● **Exercise task**:
Transcribe all of the material exactly. Any picture in it should be left out.

● **Data entries**:

■ ■ ■ ■

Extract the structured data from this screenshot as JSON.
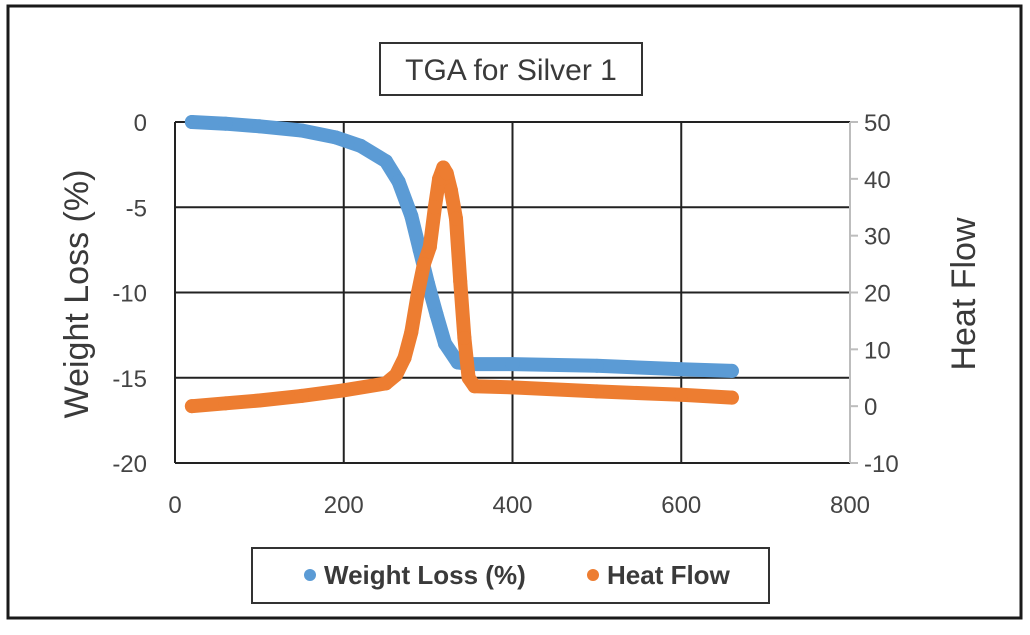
{
  "chart_data": {
    "type": "scatter",
    "title": "TGA for Silver 1",
    "xlabel": "",
    "ylabel": "Weight Loss (%)",
    "y2label": "Heat Flow",
    "xlim": [
      0,
      800
    ],
    "ylim": [
      -20,
      0
    ],
    "y2lim": [
      -10,
      50
    ],
    "xticks": [
      "0",
      "200",
      "400",
      "600",
      "800"
    ],
    "yticks": [
      "0",
      "-5",
      "-10",
      "-15",
      "-20"
    ],
    "y2ticks": [
      "50",
      "40",
      "30",
      "20",
      "10",
      "0",
      "-10"
    ],
    "grid": true,
    "legend_position": "bottom",
    "series": [
      {
        "name": "Weight Loss (%)",
        "axis": "left",
        "color": "#5b9bd5",
        "x": [
          20,
          60,
          100,
          150,
          190,
          220,
          250,
          265,
          280,
          290,
          300,
          310,
          320,
          335,
          350,
          400,
          500,
          600,
          660
        ],
        "y": [
          0,
          -0.1,
          -0.25,
          -0.5,
          -0.9,
          -1.4,
          -2.3,
          -3.5,
          -5.5,
          -7.5,
          -9.5,
          -11.3,
          -13,
          -14.1,
          -14.2,
          -14.2,
          -14.3,
          -14.5,
          -14.6
        ]
      },
      {
        "name": "Heat Flow",
        "axis": "right",
        "color": "#ed7d31",
        "x": [
          20,
          60,
          100,
          150,
          200,
          250,
          262,
          272,
          280,
          288,
          295,
          302,
          308,
          313,
          318,
          322,
          327,
          333,
          338,
          343,
          348,
          355,
          400,
          500,
          600,
          660
        ],
        "y": [
          0,
          0.5,
          1,
          1.8,
          2.8,
          4,
          5.5,
          8.5,
          13,
          20,
          25,
          28,
          35,
          40,
          42,
          41,
          38,
          33,
          22,
          12,
          5,
          3.5,
          3.3,
          2.6,
          2,
          1.5
        ]
      }
    ]
  }
}
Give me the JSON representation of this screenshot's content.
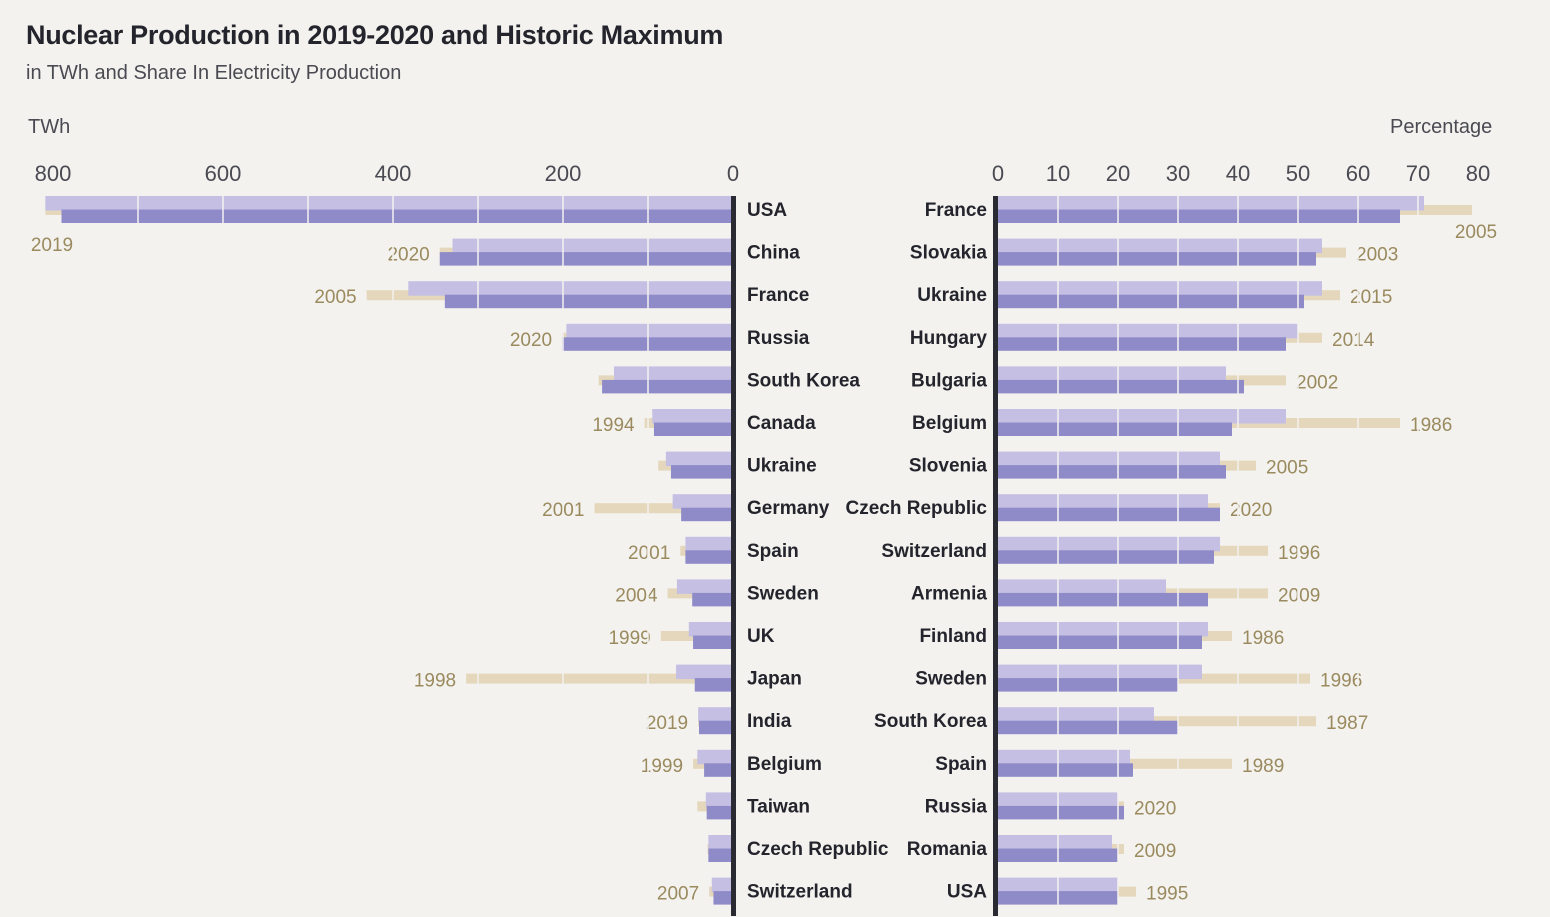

■ ■ ■ ■

● **Result for this exercise**:
Extract the structured data from this screenshot as JSON.
{
  "chart_data": {
    "type": "scatter",
    "title": "TGA for Silver 1",
    "xlabel": "",
    "ylabel": "Weight Loss (%)",
    "y2label": "Heat Flow",
    "xlim": [
      0,
      800
    ],
    "ylim": [
      -20,
      0
    ],
    "y2lim": [
      -10,
      50
    ],
    "xticks": [
      "0",
      "200",
      "400",
      "600",
      "800"
    ],
    "yticks": [
      "0",
      "-5",
      "-10",
      "-15",
      "-20"
    ],
    "y2ticks": [
      "50",
      "40",
      "30",
      "20",
      "10",
      "0",
      "-10"
    ],
    "grid": true,
    "legend_position": "bottom",
    "series": [
      {
        "name": "Weight Loss (%)",
        "axis": "left",
        "color": "#5b9bd5",
        "x": [
          20,
          60,
          100,
          150,
          190,
          220,
          250,
          265,
          280,
          290,
          300,
          310,
          320,
          335,
          350,
          400,
          500,
          600,
          660
        ],
        "y": [
          0,
          -0.1,
          -0.25,
          -0.5,
          -0.9,
          -1.4,
          -2.3,
          -3.5,
          -5.5,
          -7.5,
          -9.5,
          -11.3,
          -13,
          -14.1,
          -14.2,
          -14.2,
          -14.3,
          -14.5,
          -14.6
        ]
      },
      {
        "name": "Heat Flow",
        "axis": "right",
        "color": "#ed7d31",
        "x": [
          20,
          60,
          100,
          150,
          200,
          250,
          262,
          272,
          280,
          288,
          295,
          302,
          308,
          313,
          318,
          322,
          327,
          333,
          338,
          343,
          348,
          355,
          400,
          500,
          600,
          660
        ],
        "y": [
          0,
          0.5,
          1,
          1.8,
          2.8,
          4,
          5.5,
          8.5,
          13,
          20,
          25,
          28,
          35,
          40,
          42,
          41,
          38,
          33,
          22,
          12,
          5,
          3.5,
          3.3,
          2.6,
          2,
          1.5
        ]
      }
    ]
  }
}
Give me the JSON representation of this screenshot's content.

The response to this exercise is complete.